Search the material below for the string "plus" and list each line that holds it.

Data extracted from a collection:
#####
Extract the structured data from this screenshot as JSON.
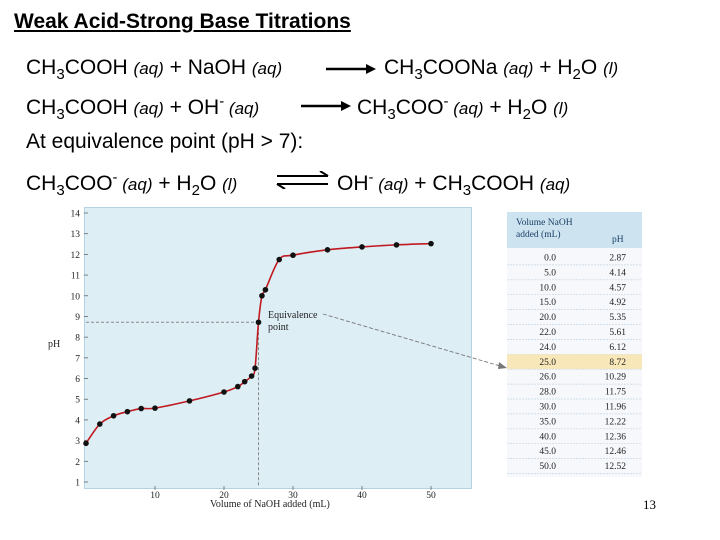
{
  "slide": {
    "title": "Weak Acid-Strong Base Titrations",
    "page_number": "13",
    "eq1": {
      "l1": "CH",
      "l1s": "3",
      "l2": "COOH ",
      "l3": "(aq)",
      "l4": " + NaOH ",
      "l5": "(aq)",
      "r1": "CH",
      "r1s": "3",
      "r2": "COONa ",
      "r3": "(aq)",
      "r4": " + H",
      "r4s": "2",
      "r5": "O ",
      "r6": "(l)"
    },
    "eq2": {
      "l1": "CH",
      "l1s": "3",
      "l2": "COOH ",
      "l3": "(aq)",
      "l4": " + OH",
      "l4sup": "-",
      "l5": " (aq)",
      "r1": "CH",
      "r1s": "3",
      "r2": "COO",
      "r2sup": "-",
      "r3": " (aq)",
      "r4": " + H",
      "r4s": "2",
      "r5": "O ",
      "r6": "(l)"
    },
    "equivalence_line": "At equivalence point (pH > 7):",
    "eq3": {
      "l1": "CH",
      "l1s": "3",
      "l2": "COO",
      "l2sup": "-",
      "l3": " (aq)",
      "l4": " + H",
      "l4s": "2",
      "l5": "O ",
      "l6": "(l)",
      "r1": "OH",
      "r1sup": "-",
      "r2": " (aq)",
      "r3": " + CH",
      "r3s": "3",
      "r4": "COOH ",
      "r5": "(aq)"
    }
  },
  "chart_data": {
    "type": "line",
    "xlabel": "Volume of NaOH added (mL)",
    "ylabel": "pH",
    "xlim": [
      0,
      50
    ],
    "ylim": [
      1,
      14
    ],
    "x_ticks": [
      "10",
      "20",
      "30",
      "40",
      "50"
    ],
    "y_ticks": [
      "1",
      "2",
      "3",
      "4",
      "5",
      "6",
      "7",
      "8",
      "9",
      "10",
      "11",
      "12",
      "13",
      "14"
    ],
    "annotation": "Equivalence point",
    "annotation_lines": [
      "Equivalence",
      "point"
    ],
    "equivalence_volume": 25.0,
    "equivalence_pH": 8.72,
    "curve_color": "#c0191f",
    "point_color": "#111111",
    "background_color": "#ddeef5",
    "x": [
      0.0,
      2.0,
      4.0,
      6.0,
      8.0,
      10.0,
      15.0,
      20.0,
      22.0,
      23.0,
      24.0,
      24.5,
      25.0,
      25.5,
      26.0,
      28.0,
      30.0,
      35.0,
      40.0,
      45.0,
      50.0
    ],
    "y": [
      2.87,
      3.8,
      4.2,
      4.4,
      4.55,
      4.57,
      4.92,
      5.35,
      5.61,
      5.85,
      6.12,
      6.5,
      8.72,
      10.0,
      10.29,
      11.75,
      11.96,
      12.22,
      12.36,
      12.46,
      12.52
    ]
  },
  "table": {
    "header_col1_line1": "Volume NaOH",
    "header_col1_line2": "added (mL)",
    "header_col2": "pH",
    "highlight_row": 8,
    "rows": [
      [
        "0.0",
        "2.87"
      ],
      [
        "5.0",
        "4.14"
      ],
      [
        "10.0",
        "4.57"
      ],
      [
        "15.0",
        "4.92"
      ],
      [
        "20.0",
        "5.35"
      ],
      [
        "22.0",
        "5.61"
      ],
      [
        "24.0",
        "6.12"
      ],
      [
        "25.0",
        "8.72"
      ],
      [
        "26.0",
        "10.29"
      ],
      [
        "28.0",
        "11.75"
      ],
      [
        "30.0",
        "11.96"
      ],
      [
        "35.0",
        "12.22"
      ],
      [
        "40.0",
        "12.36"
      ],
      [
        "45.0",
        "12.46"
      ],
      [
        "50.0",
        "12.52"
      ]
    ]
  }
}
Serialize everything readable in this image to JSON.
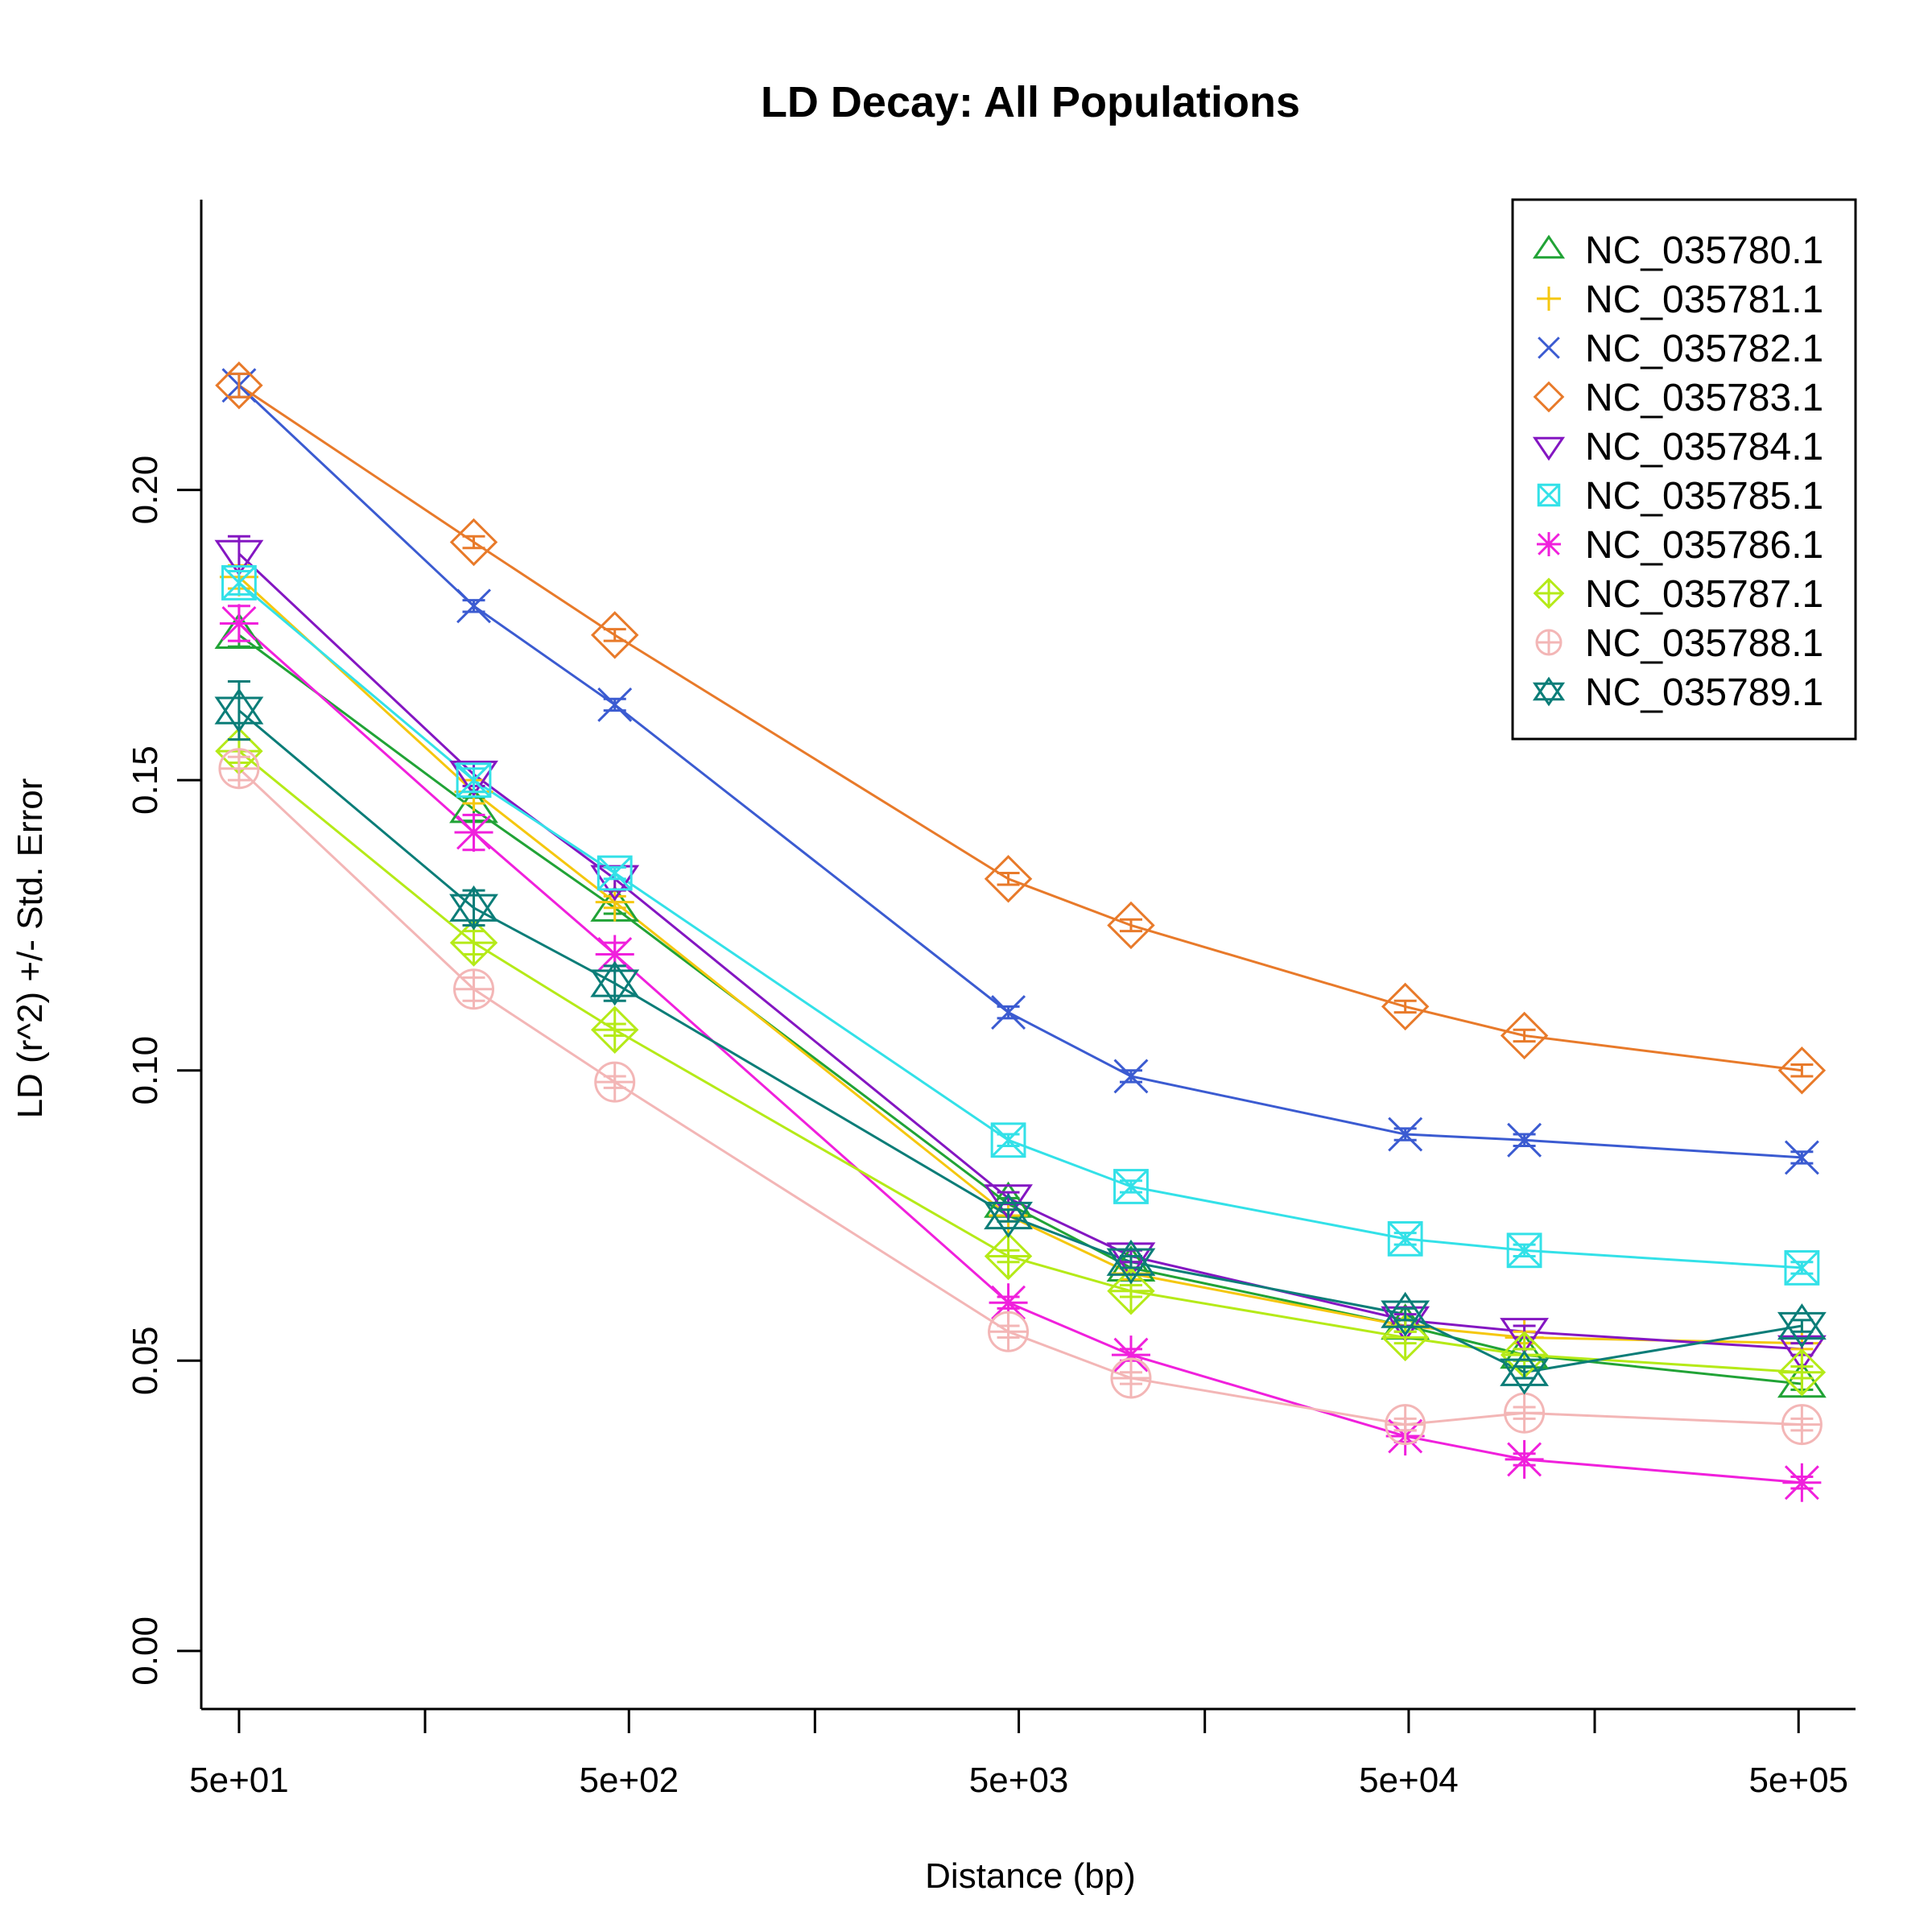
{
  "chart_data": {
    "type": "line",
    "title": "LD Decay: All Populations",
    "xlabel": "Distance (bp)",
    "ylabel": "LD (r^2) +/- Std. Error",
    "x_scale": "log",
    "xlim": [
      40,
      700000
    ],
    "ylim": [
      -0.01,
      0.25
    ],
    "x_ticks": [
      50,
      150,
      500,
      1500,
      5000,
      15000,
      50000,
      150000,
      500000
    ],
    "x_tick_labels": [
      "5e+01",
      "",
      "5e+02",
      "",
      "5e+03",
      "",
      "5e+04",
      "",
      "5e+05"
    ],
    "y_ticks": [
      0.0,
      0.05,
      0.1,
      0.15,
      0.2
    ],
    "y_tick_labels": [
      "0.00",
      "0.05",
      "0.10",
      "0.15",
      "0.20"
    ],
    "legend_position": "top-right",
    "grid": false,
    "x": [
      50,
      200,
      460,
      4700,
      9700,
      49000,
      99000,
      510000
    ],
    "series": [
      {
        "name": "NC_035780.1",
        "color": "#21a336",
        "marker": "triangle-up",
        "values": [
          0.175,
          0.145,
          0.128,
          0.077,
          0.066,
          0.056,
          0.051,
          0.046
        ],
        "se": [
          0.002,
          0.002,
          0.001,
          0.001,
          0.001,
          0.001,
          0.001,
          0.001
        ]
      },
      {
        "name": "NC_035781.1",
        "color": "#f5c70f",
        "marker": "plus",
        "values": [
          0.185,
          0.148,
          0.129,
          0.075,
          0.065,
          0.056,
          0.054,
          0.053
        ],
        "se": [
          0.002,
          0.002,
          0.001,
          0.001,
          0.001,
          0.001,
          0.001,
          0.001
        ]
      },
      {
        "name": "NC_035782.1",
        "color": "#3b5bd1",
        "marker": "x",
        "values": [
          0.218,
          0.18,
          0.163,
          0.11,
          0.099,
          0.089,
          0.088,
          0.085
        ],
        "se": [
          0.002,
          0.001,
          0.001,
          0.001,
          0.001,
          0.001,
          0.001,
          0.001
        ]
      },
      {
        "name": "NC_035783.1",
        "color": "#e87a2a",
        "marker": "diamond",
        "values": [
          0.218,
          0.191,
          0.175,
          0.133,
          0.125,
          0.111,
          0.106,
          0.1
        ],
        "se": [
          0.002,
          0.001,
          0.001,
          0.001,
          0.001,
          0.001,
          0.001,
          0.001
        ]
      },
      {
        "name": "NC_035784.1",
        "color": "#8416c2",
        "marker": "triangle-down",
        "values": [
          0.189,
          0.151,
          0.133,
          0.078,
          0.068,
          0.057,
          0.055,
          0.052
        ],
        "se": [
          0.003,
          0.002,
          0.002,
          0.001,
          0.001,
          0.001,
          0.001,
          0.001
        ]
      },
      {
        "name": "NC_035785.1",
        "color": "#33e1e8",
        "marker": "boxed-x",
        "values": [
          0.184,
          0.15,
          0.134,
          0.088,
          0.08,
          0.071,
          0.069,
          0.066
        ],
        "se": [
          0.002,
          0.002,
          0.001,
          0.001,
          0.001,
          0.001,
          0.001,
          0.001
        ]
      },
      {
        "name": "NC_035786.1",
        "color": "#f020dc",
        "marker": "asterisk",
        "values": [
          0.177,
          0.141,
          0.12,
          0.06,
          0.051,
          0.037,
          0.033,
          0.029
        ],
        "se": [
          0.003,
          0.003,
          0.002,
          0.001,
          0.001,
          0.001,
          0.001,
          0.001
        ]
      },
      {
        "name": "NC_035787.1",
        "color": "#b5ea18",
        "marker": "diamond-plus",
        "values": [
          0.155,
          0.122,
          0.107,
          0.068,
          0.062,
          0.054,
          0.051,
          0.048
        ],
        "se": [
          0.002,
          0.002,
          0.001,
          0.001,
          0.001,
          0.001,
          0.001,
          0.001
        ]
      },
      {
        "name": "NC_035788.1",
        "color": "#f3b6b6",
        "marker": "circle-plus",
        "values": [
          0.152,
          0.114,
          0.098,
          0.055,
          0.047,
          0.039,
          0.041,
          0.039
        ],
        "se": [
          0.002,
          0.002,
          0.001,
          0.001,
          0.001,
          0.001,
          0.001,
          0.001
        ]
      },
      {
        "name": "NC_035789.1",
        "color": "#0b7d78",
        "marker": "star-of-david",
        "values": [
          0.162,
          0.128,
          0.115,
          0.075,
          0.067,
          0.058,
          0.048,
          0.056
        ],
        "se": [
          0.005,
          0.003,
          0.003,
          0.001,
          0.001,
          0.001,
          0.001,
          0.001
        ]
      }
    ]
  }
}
#####
EXERCISE RESULT:
        "marker": "plus",
        "marker": "diamond-plus",
        "marker": "circle-plus",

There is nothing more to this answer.